### Material supplied
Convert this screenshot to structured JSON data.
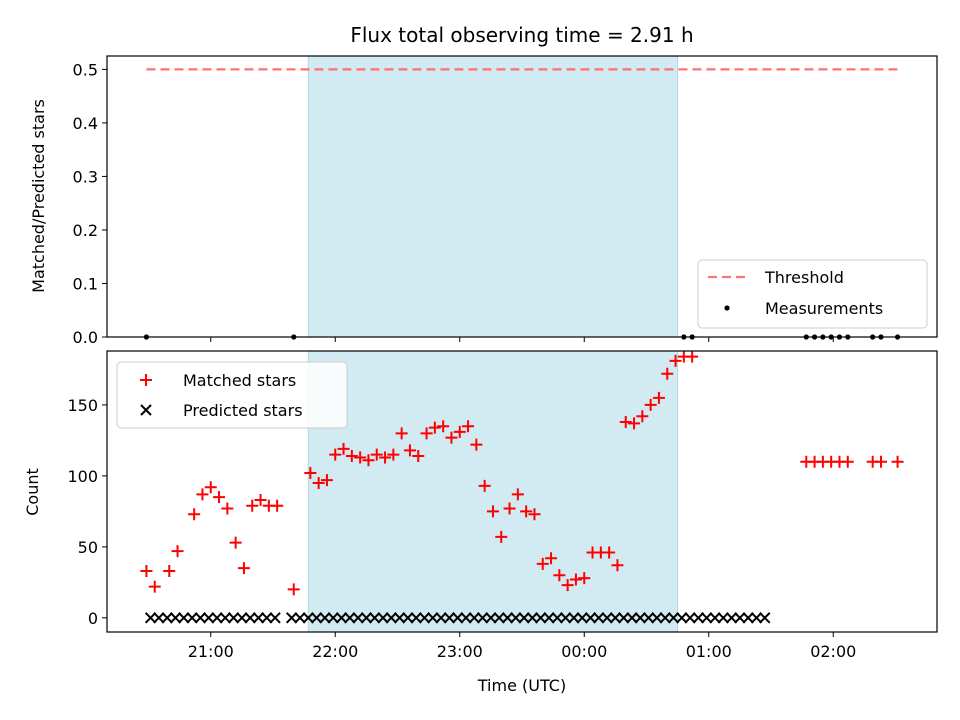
{
  "chart_data": [
    {
      "type": "scatter",
      "title": "Flux total observing time = 2.91 h",
      "xlabel": "",
      "ylabel": "Matched/Predicted stars",
      "ylim": [
        0,
        0.525
      ],
      "yticks": [
        "0.0",
        "0.1",
        "0.2",
        "0.3",
        "0.4",
        "0.5"
      ],
      "shaded_span": {
        "start": "21:47",
        "end": "00:45"
      },
      "threshold": {
        "name": "Threshold",
        "value": 0.5,
        "color": "#ff7070",
        "style": "dashed"
      },
      "measurements": {
        "name": "Measurements",
        "color": "#000000",
        "points": [
          {
            "x": "20:29",
            "y": 0
          },
          {
            "x": "21:40",
            "y": 0
          },
          {
            "x": "00:48",
            "y": 0
          },
          {
            "x": "00:52",
            "y": 0
          },
          {
            "x": "01:47",
            "y": 0
          },
          {
            "x": "01:51",
            "y": 0
          },
          {
            "x": "01:55",
            "y": 0
          },
          {
            "x": "01:59",
            "y": 0
          },
          {
            "x": "02:03",
            "y": 0
          },
          {
            "x": "02:07",
            "y": 0
          },
          {
            "x": "02:19",
            "y": 0
          },
          {
            "x": "02:23",
            "y": 0
          },
          {
            "x": "02:31",
            "y": 0
          }
        ]
      },
      "legend_placement": "lower-right",
      "grid": false
    },
    {
      "type": "scatter",
      "title": "",
      "xlabel": "Time (UTC)",
      "ylabel": "Count",
      "ylim": [
        -10,
        188
      ],
      "yticks": [
        "0",
        "50",
        "100",
        "150"
      ],
      "xticks": [
        "21:00",
        "22:00",
        "23:00",
        "00:00",
        "01:00",
        "02:00"
      ],
      "shaded_span": {
        "start": "21:47",
        "end": "00:45"
      },
      "legend_placement": "upper-left",
      "grid": false,
      "series": [
        {
          "name": "Matched stars",
          "marker": "plus",
          "color": "#ff0000",
          "points": [
            {
              "x": "20:29",
              "y": 33
            },
            {
              "x": "20:33",
              "y": 22
            },
            {
              "x": "20:40",
              "y": 33
            },
            {
              "x": "20:44",
              "y": 47
            },
            {
              "x": "20:52",
              "y": 73
            },
            {
              "x": "20:56",
              "y": 87
            },
            {
              "x": "21:00",
              "y": 92
            },
            {
              "x": "21:04",
              "y": 85
            },
            {
              "x": "21:08",
              "y": 77
            },
            {
              "x": "21:12",
              "y": 53
            },
            {
              "x": "21:16",
              "y": 35
            },
            {
              "x": "21:20",
              "y": 79
            },
            {
              "x": "21:24",
              "y": 83
            },
            {
              "x": "21:28",
              "y": 79
            },
            {
              "x": "21:32",
              "y": 79
            },
            {
              "x": "21:40",
              "y": 20
            },
            {
              "x": "21:48",
              "y": 102
            },
            {
              "x": "21:52",
              "y": 95
            },
            {
              "x": "21:56",
              "y": 97
            },
            {
              "x": "22:00",
              "y": 115
            },
            {
              "x": "22:04",
              "y": 119
            },
            {
              "x": "22:08",
              "y": 114
            },
            {
              "x": "22:12",
              "y": 113
            },
            {
              "x": "22:16",
              "y": 111
            },
            {
              "x": "22:20",
              "y": 115
            },
            {
              "x": "22:24",
              "y": 113
            },
            {
              "x": "22:28",
              "y": 115
            },
            {
              "x": "22:32",
              "y": 130
            },
            {
              "x": "22:36",
              "y": 118
            },
            {
              "x": "22:40",
              "y": 114
            },
            {
              "x": "22:44",
              "y": 130
            },
            {
              "x": "22:48",
              "y": 134
            },
            {
              "x": "22:52",
              "y": 135
            },
            {
              "x": "22:56",
              "y": 127
            },
            {
              "x": "23:00",
              "y": 131
            },
            {
              "x": "23:04",
              "y": 135
            },
            {
              "x": "23:08",
              "y": 122
            },
            {
              "x": "23:12",
              "y": 93
            },
            {
              "x": "23:16",
              "y": 75
            },
            {
              "x": "23:20",
              "y": 57
            },
            {
              "x": "23:24",
              "y": 77
            },
            {
              "x": "23:28",
              "y": 87
            },
            {
              "x": "23:32",
              "y": 75
            },
            {
              "x": "23:36",
              "y": 73
            },
            {
              "x": "23:40",
              "y": 38
            },
            {
              "x": "23:44",
              "y": 42
            },
            {
              "x": "23:48",
              "y": 30
            },
            {
              "x": "23:52",
              "y": 23
            },
            {
              "x": "23:56",
              "y": 27
            },
            {
              "x": "00:00",
              "y": 28
            },
            {
              "x": "00:04",
              "y": 46
            },
            {
              "x": "00:08",
              "y": 46
            },
            {
              "x": "00:12",
              "y": 46
            },
            {
              "x": "00:16",
              "y": 37
            },
            {
              "x": "00:20",
              "y": 138
            },
            {
              "x": "00:24",
              "y": 137
            },
            {
              "x": "00:28",
              "y": 142
            },
            {
              "x": "00:32",
              "y": 150
            },
            {
              "x": "00:36",
              "y": 155
            },
            {
              "x": "00:40",
              "y": 172
            },
            {
              "x": "00:44",
              "y": 181
            },
            {
              "x": "00:48",
              "y": 184
            },
            {
              "x": "00:52",
              "y": 184
            },
            {
              "x": "01:47",
              "y": 110
            },
            {
              "x": "01:51",
              "y": 110
            },
            {
              "x": "01:55",
              "y": 110
            },
            {
              "x": "01:59",
              "y": 110
            },
            {
              "x": "02:03",
              "y": 110
            },
            {
              "x": "02:07",
              "y": 110
            },
            {
              "x": "02:19",
              "y": 110
            },
            {
              "x": "02:23",
              "y": 110
            },
            {
              "x": "02:31",
              "y": 110
            }
          ]
        },
        {
          "name": "Predicted stars",
          "marker": "x",
          "color": "#000000",
          "points": [
            {
              "x": "20:31",
              "y": 0
            },
            {
              "x": "20:35",
              "y": 0
            },
            {
              "x": "20:39",
              "y": 0
            },
            {
              "x": "20:43",
              "y": 0
            },
            {
              "x": "20:47",
              "y": 0
            },
            {
              "x": "20:51",
              "y": 0
            },
            {
              "x": "20:55",
              "y": 0
            },
            {
              "x": "20:59",
              "y": 0
            },
            {
              "x": "21:03",
              "y": 0
            },
            {
              "x": "21:07",
              "y": 0
            },
            {
              "x": "21:11",
              "y": 0
            },
            {
              "x": "21:15",
              "y": 0
            },
            {
              "x": "21:19",
              "y": 0
            },
            {
              "x": "21:23",
              "y": 0
            },
            {
              "x": "21:27",
              "y": 0
            },
            {
              "x": "21:31",
              "y": 0
            },
            {
              "x": "21:39",
              "y": 0
            },
            {
              "x": "21:43",
              "y": 0
            },
            {
              "x": "21:47",
              "y": 0
            },
            {
              "x": "21:51",
              "y": 0
            },
            {
              "x": "21:55",
              "y": 0
            },
            {
              "x": "21:59",
              "y": 0
            },
            {
              "x": "22:03",
              "y": 0
            },
            {
              "x": "22:07",
              "y": 0
            },
            {
              "x": "22:11",
              "y": 0
            },
            {
              "x": "22:15",
              "y": 0
            },
            {
              "x": "22:19",
              "y": 0
            },
            {
              "x": "22:23",
              "y": 0
            },
            {
              "x": "22:27",
              "y": 0
            },
            {
              "x": "22:31",
              "y": 0
            },
            {
              "x": "22:35",
              "y": 0
            },
            {
              "x": "22:39",
              "y": 0
            },
            {
              "x": "22:43",
              "y": 0
            },
            {
              "x": "22:47",
              "y": 0
            },
            {
              "x": "22:51",
              "y": 0
            },
            {
              "x": "22:55",
              "y": 0
            },
            {
              "x": "22:59",
              "y": 0
            },
            {
              "x": "23:03",
              "y": 0
            },
            {
              "x": "23:07",
              "y": 0
            },
            {
              "x": "23:11",
              "y": 0
            },
            {
              "x": "23:15",
              "y": 0
            },
            {
              "x": "23:19",
              "y": 0
            },
            {
              "x": "23:23",
              "y": 0
            },
            {
              "x": "23:27",
              "y": 0
            },
            {
              "x": "23:31",
              "y": 0
            },
            {
              "x": "23:35",
              "y": 0
            },
            {
              "x": "23:39",
              "y": 0
            },
            {
              "x": "23:43",
              "y": 0
            },
            {
              "x": "23:47",
              "y": 0
            },
            {
              "x": "23:51",
              "y": 0
            },
            {
              "x": "23:55",
              "y": 0
            },
            {
              "x": "23:59",
              "y": 0
            },
            {
              "x": "00:03",
              "y": 0
            },
            {
              "x": "00:07",
              "y": 0
            },
            {
              "x": "00:11",
              "y": 0
            },
            {
              "x": "00:15",
              "y": 0
            },
            {
              "x": "00:19",
              "y": 0
            },
            {
              "x": "00:23",
              "y": 0
            },
            {
              "x": "00:27",
              "y": 0
            },
            {
              "x": "00:31",
              "y": 0
            },
            {
              "x": "00:35",
              "y": 0
            },
            {
              "x": "00:39",
              "y": 0
            },
            {
              "x": "00:43",
              "y": 0
            },
            {
              "x": "00:47",
              "y": 0
            },
            {
              "x": "00:51",
              "y": 0
            },
            {
              "x": "00:55",
              "y": 0
            },
            {
              "x": "00:59",
              "y": 0
            },
            {
              "x": "01:03",
              "y": 0
            },
            {
              "x": "01:07",
              "y": 0
            },
            {
              "x": "01:11",
              "y": 0
            },
            {
              "x": "01:15",
              "y": 0
            },
            {
              "x": "01:19",
              "y": 0
            },
            {
              "x": "01:23",
              "y": 0
            },
            {
              "x": "01:27",
              "y": 0
            }
          ]
        }
      ]
    }
  ],
  "colors": {
    "shade": "#add8e6",
    "threshold": "#ff7070",
    "matched": "#ff0000",
    "predicted": "#000000"
  }
}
######
**What you need to do:** Write only the number of lines in the data above that include "stars".

**Reply to the exercise:** 3